Records for processing -
********

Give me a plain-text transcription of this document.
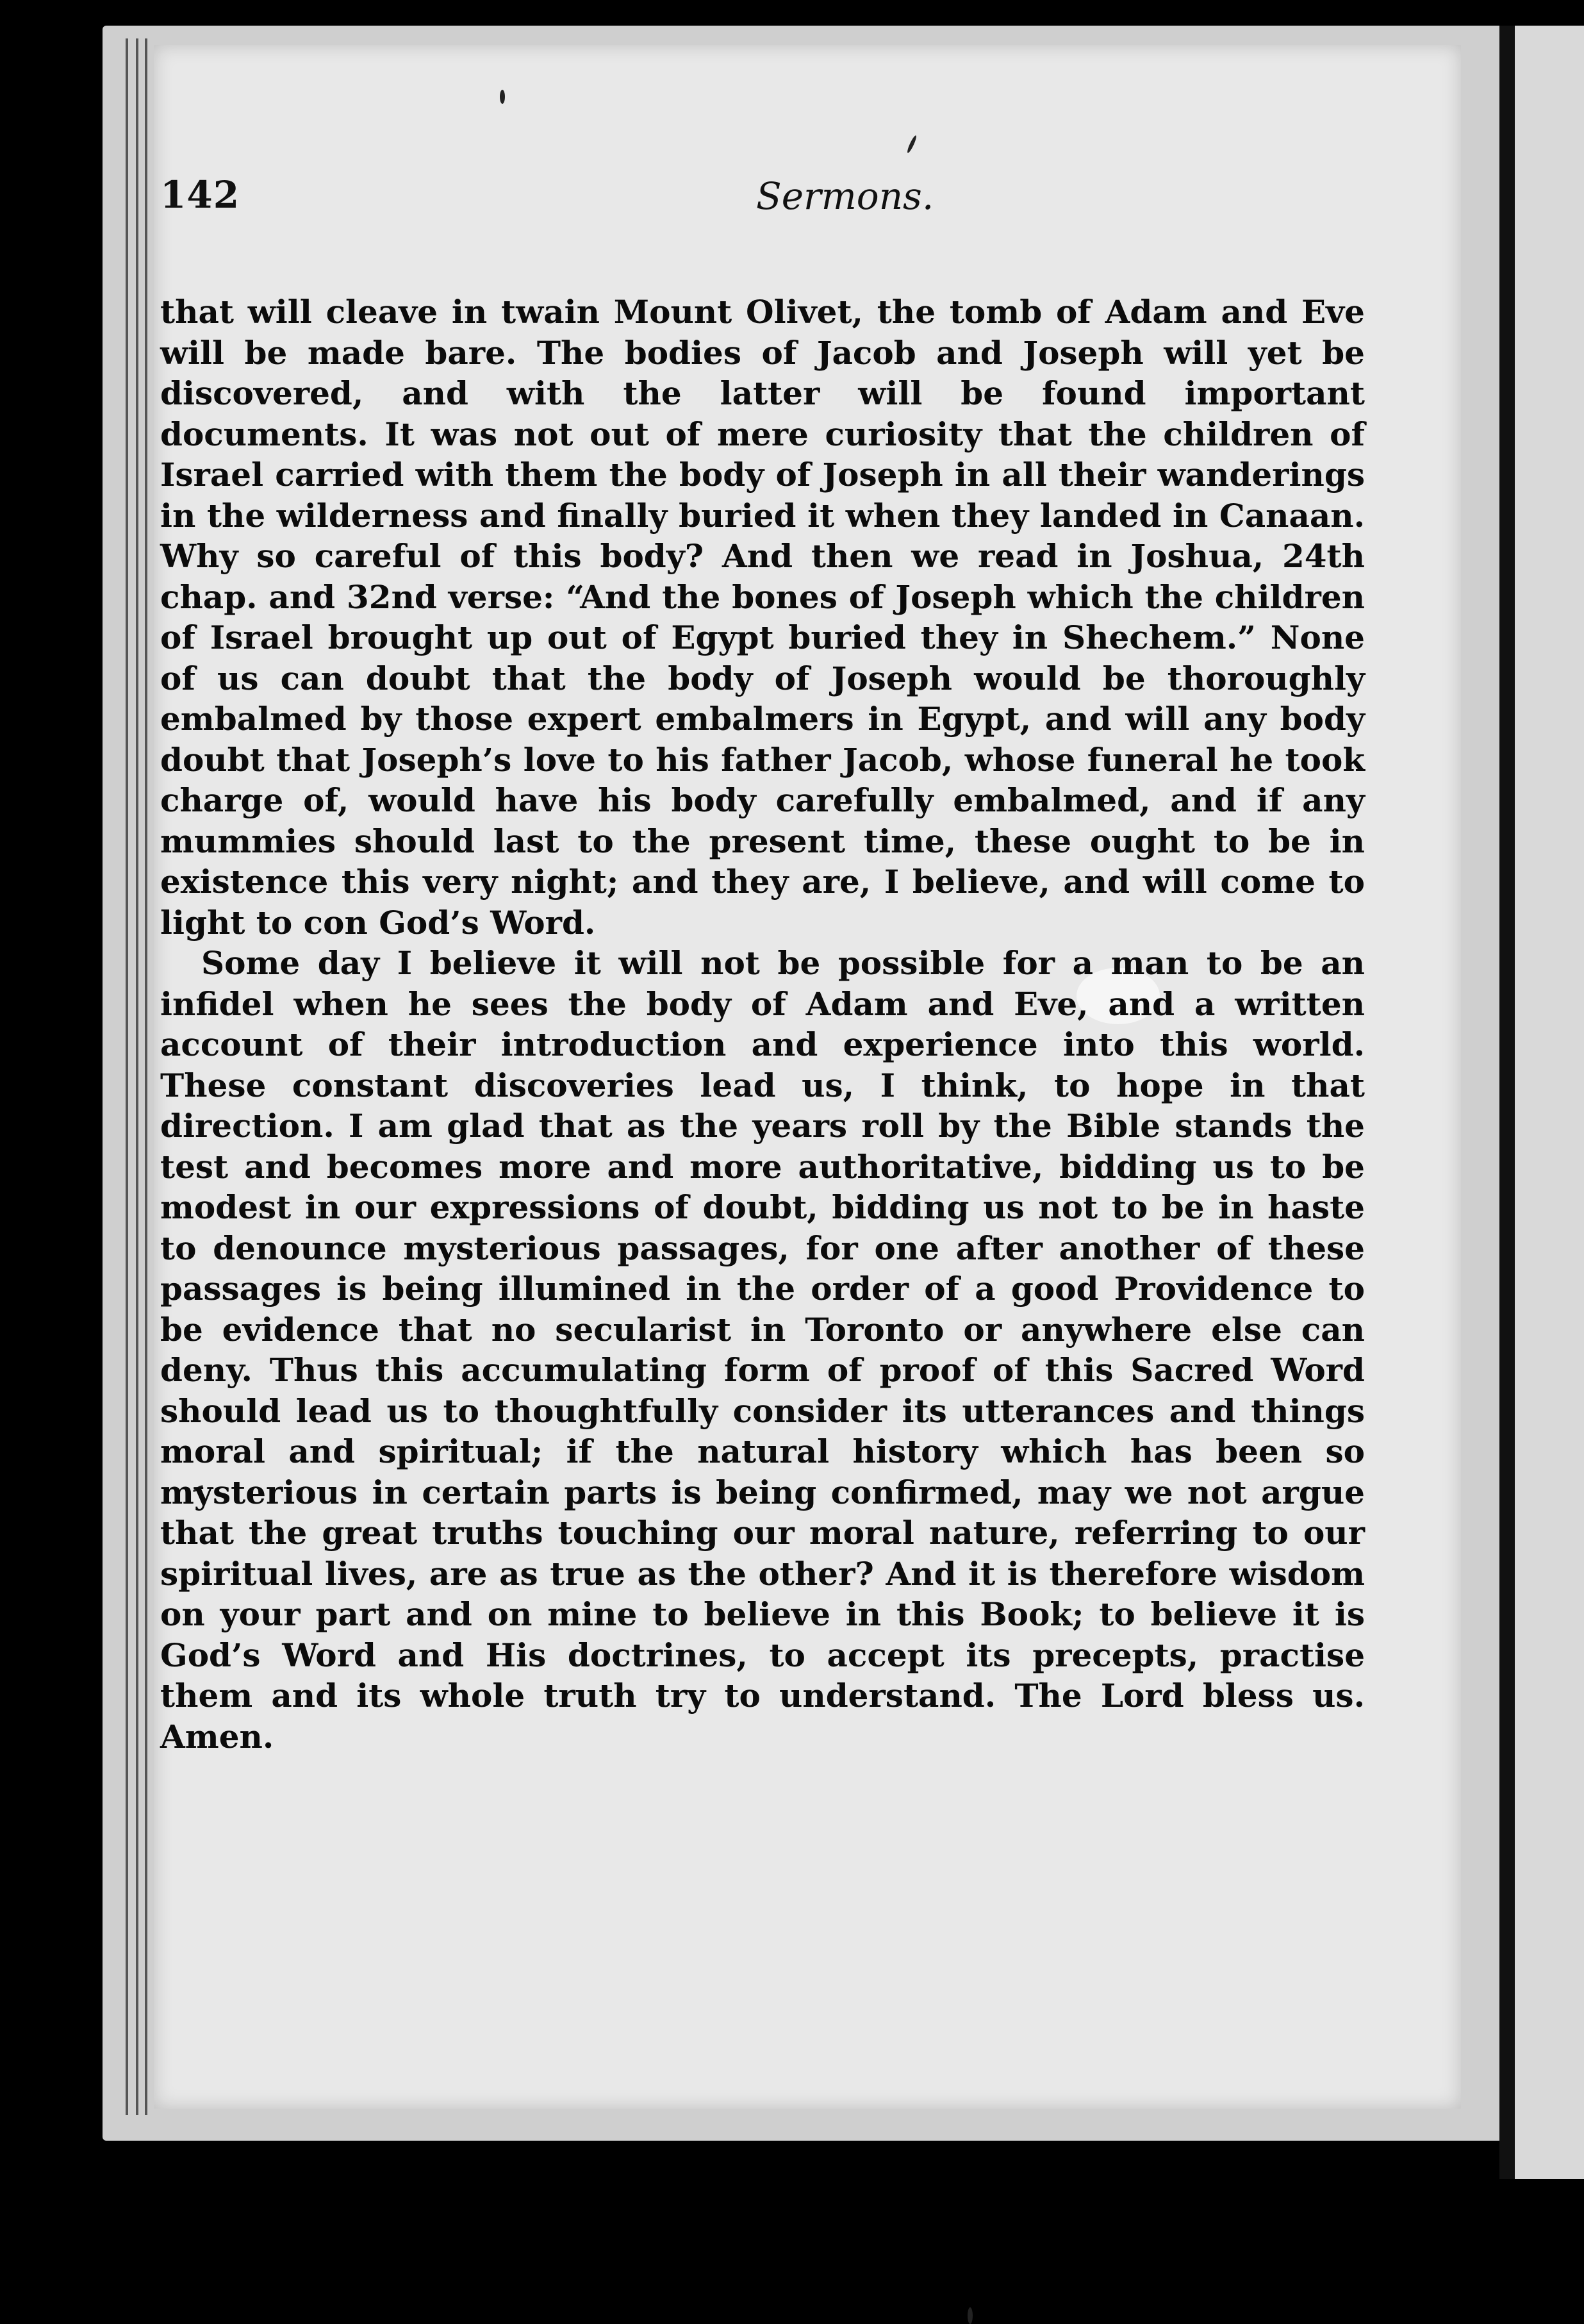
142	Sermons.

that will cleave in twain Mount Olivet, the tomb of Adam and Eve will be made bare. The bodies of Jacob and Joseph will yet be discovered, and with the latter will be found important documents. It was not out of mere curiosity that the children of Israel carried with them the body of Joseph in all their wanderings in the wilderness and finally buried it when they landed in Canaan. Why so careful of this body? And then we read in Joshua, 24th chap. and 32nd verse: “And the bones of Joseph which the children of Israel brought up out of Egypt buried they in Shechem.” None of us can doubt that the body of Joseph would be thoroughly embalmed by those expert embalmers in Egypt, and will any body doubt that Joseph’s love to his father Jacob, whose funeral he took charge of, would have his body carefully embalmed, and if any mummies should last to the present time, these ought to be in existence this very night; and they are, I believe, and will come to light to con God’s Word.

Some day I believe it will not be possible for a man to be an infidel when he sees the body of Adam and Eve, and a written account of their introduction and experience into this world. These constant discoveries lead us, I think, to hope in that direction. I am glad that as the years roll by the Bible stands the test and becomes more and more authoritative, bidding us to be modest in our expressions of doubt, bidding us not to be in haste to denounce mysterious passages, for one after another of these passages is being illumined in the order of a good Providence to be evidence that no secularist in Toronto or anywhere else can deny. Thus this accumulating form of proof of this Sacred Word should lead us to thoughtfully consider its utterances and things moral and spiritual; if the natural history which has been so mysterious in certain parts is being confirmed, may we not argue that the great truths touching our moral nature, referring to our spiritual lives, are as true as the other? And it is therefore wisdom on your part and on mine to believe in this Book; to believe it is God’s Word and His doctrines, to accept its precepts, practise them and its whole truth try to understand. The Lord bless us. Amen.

********

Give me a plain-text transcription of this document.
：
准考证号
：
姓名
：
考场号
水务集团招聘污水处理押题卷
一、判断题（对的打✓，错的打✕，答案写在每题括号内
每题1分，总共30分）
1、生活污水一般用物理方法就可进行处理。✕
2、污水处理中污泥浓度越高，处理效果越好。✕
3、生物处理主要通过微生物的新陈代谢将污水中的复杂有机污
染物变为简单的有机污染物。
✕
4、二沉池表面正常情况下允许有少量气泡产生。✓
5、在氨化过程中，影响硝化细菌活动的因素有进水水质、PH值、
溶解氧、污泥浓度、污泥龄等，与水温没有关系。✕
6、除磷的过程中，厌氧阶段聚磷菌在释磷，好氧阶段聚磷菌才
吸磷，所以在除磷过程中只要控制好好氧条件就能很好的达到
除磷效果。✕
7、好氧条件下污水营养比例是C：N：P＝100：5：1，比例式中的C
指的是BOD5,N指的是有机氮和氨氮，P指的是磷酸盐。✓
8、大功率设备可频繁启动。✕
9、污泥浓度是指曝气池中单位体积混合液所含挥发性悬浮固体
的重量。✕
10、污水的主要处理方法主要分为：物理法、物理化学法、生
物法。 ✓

********

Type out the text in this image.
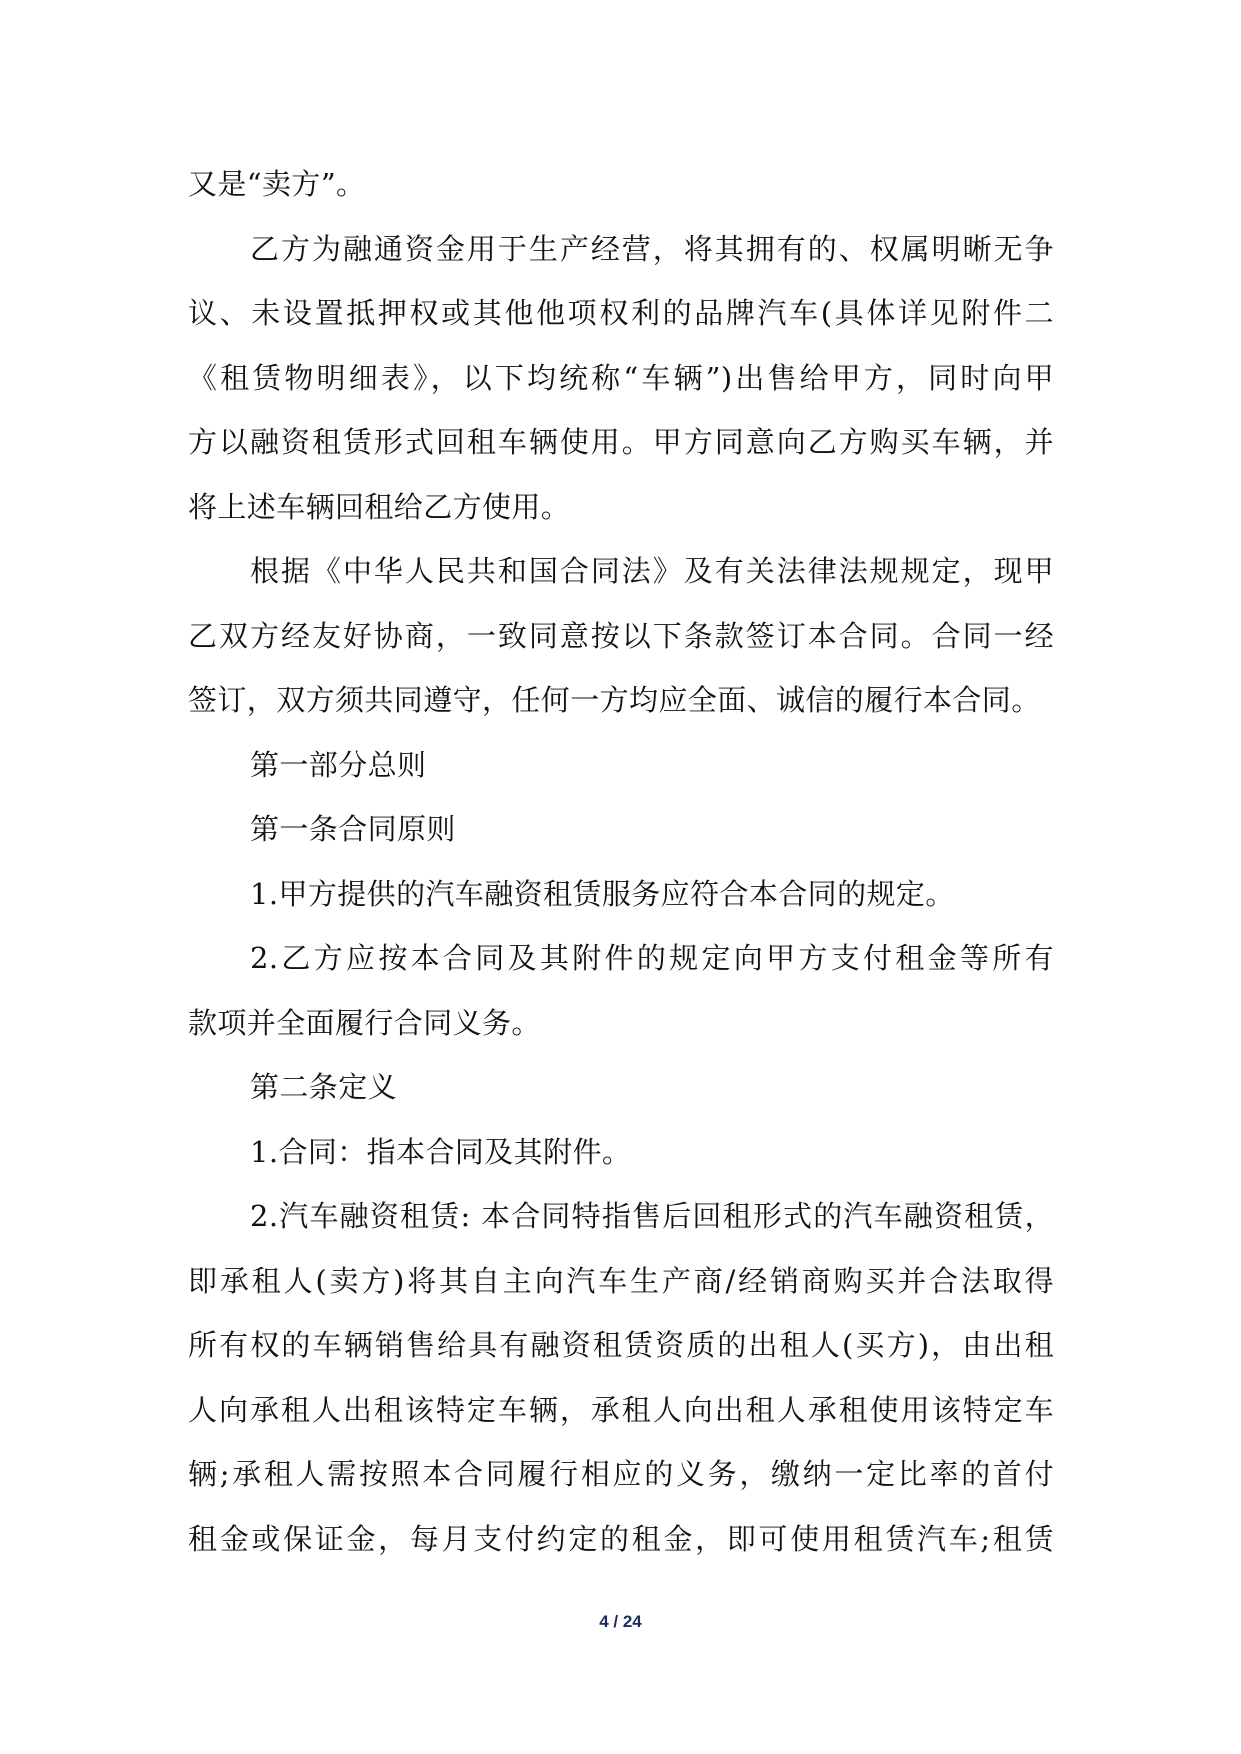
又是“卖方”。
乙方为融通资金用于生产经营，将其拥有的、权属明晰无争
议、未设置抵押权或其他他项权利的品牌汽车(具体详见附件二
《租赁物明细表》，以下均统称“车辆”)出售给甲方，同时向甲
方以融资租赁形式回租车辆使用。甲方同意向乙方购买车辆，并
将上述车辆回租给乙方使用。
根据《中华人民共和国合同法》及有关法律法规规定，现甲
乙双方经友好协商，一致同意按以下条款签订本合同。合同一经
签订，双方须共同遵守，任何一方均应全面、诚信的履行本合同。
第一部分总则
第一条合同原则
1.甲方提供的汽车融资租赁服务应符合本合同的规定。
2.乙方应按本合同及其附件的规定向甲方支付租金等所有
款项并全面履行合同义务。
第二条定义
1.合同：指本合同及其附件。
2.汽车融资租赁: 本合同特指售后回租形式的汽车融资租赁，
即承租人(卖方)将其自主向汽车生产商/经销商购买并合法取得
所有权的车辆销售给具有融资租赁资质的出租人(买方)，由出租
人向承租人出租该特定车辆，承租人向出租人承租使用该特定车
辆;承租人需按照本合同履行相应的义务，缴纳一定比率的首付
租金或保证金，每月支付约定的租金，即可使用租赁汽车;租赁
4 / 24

********

Short exercise -
Check each line above for the string "these" and show the ones that have it.

Reply -
that will cleave in twain Mount Olivet, the tomb of Adam and Eve will be made bare. The bodies of Jacob and Joseph will yet be discovered, and with the latter will be found important documents. It was not out of mere curiosity that the children of Israel carried with them the body of Joseph in all their wanderings in the wilderness and finally buried it when they landed in Canaan. Why so careful of this body? And then we read in Joshua, 24th chap. and 32nd verse: “And the bones of Joseph which the children of Israel brought up out of Egypt buried they in Shechem.” None of us can doubt that the body of Joseph would be thoroughly embalmed by those expert embalmers in Egypt, and will any body doubt that Joseph’s love to his father Jacob, whose funeral he took charge of, would have his body carefully embalmed, and if any mummies should last to the present time, these ought to be in existence this very night; and they are, I believe, and will come to light to con God’s Word.
Some day I believe it will not be possible for a man to be an infidel when he sees the body of Adam and Eve, and a written account of their introduction and experience into this world. These constant discoveries lead us, I think, to hope in that direction. I am glad that as the years roll by the Bible stands the test and becomes more and more authoritative, bidding us to be modest in our expressions of doubt, bidding us not to be in haste to denounce mysterious passages, for one after another of these passages is being illumined in the order of a good Providence to be evidence that no secularist in Toronto or anywhere else can deny. Thus this accumulating form of proof of this Sacred Word should lead us to thoughtfully consider its utterances and things moral and spiritual; if the natural history which has been so mysterious in certain parts is being confirmed, may we not argue that the great truths touching our moral nature, referring to our spiritual lives, are as true as the other? And it is therefore wisdom on your part and on mine to believe in this Book; to believe it is God’s Word and His doctrines, to accept its precepts, practise them and its whole truth try to understand. The Lord bless us. Amen.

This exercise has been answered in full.